Exercise
List all lines of the data that include the string "Major".

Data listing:
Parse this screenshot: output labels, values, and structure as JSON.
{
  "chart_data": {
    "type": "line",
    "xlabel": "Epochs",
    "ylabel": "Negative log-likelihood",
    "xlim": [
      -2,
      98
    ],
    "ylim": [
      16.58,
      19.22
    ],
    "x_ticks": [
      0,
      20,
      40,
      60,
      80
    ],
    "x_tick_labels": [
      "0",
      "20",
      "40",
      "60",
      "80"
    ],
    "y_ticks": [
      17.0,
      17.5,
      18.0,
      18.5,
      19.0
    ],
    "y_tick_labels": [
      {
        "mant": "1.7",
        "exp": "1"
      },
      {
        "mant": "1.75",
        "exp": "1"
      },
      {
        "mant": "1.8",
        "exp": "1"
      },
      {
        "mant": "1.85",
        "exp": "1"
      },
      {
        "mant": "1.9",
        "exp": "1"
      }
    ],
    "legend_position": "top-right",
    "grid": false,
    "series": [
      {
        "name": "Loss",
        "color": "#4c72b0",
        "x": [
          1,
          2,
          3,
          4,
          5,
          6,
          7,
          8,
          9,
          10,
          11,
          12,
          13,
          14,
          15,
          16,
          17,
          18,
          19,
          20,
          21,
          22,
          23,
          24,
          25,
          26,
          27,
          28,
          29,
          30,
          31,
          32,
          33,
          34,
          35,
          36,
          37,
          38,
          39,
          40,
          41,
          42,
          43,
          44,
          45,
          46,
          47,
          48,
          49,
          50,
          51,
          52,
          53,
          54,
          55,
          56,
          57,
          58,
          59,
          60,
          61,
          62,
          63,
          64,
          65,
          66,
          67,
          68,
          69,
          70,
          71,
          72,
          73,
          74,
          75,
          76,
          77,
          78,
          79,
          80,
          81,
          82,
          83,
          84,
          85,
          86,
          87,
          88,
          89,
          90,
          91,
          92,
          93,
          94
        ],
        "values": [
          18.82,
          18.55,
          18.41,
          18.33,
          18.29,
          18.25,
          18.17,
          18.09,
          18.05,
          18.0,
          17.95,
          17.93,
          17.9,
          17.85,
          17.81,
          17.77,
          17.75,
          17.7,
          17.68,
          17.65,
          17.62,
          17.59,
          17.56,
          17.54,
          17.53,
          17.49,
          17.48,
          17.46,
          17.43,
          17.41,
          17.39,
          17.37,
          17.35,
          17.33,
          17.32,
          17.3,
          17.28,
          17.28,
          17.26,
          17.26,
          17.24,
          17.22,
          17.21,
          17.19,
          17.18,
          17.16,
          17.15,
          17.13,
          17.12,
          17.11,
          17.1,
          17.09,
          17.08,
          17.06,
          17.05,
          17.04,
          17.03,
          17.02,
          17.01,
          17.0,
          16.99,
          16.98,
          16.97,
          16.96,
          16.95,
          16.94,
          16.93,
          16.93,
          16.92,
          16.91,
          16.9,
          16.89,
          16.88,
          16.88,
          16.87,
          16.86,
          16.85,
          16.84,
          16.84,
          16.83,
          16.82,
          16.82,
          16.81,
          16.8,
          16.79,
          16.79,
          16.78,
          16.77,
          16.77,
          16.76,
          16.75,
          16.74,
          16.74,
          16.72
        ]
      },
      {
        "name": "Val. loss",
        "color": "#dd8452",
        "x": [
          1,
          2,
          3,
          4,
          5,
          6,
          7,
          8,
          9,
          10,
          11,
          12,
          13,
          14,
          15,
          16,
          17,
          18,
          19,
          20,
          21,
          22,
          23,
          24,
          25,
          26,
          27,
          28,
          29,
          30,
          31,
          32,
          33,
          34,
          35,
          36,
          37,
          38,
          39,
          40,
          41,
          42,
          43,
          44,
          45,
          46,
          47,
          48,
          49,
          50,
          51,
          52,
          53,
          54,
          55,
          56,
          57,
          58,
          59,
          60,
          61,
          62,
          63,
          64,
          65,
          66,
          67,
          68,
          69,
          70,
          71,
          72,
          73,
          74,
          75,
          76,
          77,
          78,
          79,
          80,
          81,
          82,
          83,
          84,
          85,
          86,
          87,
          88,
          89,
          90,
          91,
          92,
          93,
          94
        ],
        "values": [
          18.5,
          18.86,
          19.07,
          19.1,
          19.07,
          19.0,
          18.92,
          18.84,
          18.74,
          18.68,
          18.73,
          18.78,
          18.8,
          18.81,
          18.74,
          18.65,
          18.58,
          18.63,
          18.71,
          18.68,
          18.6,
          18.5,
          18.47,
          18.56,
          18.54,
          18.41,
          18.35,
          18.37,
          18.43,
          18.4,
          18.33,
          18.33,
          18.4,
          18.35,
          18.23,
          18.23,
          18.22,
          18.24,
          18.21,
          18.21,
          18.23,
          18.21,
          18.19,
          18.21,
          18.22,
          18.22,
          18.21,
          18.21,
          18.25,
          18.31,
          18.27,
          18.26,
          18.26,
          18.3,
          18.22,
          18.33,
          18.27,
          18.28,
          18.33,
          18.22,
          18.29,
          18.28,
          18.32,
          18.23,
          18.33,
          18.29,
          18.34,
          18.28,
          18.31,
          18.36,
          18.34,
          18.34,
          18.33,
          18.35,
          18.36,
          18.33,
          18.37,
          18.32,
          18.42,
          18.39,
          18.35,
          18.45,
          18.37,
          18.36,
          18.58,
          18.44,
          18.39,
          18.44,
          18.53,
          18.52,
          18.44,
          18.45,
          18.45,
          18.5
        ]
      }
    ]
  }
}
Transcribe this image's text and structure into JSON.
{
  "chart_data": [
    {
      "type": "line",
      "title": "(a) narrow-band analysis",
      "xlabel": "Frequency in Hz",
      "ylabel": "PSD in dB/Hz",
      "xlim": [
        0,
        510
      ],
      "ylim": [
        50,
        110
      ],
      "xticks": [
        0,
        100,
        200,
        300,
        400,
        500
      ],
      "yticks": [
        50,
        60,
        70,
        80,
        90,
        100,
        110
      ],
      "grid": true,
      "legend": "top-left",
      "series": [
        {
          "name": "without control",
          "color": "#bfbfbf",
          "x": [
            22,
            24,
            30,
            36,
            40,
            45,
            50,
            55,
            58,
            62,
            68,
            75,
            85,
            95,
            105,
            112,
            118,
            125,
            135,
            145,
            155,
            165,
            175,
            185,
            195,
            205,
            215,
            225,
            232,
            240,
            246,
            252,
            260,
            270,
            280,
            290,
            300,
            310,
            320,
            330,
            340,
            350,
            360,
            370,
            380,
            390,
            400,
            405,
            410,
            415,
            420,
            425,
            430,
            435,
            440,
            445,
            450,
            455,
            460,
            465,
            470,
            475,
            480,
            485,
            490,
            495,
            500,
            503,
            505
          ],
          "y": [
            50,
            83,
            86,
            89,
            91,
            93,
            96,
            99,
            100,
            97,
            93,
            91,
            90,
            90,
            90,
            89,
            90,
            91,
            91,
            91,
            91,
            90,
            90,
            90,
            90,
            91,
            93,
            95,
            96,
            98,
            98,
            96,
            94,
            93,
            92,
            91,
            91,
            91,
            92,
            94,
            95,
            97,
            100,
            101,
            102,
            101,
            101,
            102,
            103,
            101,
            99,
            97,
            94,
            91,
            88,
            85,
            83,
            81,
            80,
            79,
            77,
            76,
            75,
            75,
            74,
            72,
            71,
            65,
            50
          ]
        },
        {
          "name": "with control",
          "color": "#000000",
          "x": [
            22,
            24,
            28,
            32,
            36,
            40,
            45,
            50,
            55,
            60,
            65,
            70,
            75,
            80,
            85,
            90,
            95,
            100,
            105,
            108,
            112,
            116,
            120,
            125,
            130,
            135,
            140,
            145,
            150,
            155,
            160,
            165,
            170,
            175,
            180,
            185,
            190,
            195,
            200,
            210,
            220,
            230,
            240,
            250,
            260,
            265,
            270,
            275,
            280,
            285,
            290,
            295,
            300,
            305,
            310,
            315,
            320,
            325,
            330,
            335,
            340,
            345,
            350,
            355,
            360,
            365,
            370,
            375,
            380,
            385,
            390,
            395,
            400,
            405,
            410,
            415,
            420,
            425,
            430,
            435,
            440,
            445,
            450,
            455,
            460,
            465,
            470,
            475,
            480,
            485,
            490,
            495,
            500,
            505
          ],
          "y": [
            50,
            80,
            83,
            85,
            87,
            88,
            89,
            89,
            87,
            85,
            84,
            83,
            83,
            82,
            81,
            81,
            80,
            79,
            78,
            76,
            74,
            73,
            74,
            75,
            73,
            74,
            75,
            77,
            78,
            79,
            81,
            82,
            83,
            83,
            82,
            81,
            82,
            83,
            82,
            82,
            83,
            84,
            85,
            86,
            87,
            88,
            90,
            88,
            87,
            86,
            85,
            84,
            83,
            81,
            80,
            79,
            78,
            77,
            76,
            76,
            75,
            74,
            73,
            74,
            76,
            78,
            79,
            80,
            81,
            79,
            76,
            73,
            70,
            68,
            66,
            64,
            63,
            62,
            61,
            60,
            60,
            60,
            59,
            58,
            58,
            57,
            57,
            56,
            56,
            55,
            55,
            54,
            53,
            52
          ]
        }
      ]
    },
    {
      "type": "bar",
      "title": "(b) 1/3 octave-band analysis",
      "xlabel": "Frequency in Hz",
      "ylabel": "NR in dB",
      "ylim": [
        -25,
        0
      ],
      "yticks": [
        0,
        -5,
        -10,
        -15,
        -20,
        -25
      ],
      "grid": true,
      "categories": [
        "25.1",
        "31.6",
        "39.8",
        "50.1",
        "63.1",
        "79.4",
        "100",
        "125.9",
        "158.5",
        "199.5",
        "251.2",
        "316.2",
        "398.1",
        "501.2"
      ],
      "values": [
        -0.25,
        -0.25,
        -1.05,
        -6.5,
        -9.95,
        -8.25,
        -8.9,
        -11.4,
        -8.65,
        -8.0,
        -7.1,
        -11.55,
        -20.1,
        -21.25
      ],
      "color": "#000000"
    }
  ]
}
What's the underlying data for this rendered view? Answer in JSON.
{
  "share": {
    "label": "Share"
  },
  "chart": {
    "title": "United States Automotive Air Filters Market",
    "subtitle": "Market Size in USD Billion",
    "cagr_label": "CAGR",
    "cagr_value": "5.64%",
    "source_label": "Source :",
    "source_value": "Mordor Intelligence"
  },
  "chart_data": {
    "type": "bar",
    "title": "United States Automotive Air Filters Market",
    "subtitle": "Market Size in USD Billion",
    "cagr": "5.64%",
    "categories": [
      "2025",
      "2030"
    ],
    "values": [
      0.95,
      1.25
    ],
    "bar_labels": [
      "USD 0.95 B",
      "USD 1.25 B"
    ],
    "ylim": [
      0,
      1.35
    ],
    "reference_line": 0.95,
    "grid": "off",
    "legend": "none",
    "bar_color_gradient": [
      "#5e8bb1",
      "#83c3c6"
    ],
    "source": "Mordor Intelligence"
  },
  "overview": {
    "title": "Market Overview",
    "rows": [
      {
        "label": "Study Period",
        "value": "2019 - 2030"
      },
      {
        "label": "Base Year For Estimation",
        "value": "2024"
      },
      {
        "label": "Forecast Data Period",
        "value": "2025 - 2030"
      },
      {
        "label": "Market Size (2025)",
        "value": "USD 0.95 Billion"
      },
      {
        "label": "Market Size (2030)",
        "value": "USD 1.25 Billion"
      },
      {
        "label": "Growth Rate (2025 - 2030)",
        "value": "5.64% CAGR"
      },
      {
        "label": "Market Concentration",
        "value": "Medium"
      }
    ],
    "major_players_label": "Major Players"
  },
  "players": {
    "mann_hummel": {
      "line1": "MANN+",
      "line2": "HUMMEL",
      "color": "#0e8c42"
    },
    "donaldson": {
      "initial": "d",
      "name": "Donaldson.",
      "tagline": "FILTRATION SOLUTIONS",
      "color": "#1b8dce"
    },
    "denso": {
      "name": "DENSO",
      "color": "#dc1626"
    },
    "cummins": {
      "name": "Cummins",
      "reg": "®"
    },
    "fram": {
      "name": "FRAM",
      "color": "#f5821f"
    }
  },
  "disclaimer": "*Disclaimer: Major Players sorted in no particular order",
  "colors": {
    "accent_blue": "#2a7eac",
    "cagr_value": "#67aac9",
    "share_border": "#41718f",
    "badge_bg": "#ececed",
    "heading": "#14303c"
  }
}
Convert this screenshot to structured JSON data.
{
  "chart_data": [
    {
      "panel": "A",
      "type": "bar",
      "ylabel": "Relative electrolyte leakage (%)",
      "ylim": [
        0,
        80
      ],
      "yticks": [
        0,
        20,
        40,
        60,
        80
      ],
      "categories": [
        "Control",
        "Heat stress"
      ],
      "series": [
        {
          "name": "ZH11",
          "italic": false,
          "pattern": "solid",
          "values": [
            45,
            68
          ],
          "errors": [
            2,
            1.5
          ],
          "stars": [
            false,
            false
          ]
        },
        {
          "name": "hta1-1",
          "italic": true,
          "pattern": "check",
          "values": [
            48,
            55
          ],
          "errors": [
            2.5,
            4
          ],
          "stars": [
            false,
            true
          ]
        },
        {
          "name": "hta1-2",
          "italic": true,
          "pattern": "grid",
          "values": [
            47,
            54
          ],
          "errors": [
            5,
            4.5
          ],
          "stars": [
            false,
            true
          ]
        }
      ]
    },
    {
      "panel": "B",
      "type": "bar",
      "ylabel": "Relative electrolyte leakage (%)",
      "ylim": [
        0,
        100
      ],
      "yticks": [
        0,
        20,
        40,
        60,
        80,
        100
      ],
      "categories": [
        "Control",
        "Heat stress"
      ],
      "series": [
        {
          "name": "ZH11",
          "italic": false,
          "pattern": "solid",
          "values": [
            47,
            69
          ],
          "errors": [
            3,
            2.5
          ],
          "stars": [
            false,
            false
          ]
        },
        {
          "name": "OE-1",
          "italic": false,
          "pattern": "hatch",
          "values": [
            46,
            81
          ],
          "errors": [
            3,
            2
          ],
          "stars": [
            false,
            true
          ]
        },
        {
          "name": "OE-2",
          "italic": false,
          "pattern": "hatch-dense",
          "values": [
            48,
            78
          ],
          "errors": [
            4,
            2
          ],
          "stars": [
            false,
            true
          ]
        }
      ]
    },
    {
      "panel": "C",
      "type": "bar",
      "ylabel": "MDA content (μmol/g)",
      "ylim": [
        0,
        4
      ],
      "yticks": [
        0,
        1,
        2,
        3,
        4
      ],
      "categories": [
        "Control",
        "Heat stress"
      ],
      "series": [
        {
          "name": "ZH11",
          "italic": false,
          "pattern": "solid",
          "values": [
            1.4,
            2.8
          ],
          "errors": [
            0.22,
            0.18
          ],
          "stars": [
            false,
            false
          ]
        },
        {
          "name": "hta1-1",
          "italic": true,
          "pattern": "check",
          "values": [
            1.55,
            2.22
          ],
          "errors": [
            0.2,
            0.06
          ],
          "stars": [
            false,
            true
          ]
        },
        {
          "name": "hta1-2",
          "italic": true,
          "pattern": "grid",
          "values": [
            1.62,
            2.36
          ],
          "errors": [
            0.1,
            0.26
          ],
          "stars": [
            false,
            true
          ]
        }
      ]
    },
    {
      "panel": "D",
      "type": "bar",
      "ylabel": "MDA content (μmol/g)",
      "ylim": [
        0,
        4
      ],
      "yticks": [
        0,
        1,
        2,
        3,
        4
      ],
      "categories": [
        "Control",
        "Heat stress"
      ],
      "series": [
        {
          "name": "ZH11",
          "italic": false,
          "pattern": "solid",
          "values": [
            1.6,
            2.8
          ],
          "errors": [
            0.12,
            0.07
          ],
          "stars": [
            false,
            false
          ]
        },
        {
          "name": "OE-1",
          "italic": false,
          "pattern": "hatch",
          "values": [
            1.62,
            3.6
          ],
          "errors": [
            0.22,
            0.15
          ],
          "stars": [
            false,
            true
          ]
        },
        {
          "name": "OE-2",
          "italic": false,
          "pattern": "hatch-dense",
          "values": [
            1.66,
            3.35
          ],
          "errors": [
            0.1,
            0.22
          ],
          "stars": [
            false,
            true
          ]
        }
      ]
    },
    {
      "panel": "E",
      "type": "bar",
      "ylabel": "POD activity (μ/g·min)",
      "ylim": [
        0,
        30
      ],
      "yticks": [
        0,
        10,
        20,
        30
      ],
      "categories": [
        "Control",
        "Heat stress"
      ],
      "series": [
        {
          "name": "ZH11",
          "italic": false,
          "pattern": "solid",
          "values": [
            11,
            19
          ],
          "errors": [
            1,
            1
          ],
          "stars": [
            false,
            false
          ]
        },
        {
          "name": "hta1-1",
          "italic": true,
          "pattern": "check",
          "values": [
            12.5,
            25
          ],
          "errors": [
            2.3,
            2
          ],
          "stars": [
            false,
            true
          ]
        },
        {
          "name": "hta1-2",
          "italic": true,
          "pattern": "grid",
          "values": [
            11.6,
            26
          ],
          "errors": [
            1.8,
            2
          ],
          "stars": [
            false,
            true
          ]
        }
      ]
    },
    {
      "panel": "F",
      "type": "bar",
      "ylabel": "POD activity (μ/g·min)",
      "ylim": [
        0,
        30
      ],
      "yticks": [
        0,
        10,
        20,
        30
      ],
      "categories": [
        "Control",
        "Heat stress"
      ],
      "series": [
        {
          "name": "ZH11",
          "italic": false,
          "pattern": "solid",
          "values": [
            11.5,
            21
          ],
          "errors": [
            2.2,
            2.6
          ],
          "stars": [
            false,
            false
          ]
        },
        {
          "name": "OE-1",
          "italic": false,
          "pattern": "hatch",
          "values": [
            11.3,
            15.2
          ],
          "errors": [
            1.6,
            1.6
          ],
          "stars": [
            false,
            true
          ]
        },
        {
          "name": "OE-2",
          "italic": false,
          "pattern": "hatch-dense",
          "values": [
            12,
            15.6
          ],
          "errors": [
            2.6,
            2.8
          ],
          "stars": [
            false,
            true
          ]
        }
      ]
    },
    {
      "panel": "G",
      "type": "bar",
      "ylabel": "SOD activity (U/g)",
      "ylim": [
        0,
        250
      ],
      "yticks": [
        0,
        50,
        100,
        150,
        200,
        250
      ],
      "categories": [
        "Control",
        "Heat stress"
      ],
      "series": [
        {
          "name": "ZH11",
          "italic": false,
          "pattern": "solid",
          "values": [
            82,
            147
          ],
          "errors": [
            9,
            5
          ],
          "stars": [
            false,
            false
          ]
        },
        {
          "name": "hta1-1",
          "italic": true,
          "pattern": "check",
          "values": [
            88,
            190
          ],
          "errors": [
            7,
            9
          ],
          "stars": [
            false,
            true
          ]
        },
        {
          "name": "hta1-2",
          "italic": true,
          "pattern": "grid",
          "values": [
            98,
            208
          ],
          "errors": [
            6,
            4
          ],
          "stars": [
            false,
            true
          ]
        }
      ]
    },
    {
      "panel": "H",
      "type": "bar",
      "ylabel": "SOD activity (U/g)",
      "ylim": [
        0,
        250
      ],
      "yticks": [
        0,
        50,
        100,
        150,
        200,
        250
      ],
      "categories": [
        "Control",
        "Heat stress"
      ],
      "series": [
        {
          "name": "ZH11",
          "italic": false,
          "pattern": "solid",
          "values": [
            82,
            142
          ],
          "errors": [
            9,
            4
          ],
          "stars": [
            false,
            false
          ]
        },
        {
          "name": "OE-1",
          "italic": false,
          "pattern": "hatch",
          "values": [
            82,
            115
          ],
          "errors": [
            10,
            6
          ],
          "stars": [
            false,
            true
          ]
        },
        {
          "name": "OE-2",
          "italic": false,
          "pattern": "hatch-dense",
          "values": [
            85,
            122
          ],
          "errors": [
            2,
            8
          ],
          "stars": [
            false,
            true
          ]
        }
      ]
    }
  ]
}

Full solution
    "major_players_label": "Major Players"
  "disclaimer": "*Disclaimer: Major Players sorted in no particular order",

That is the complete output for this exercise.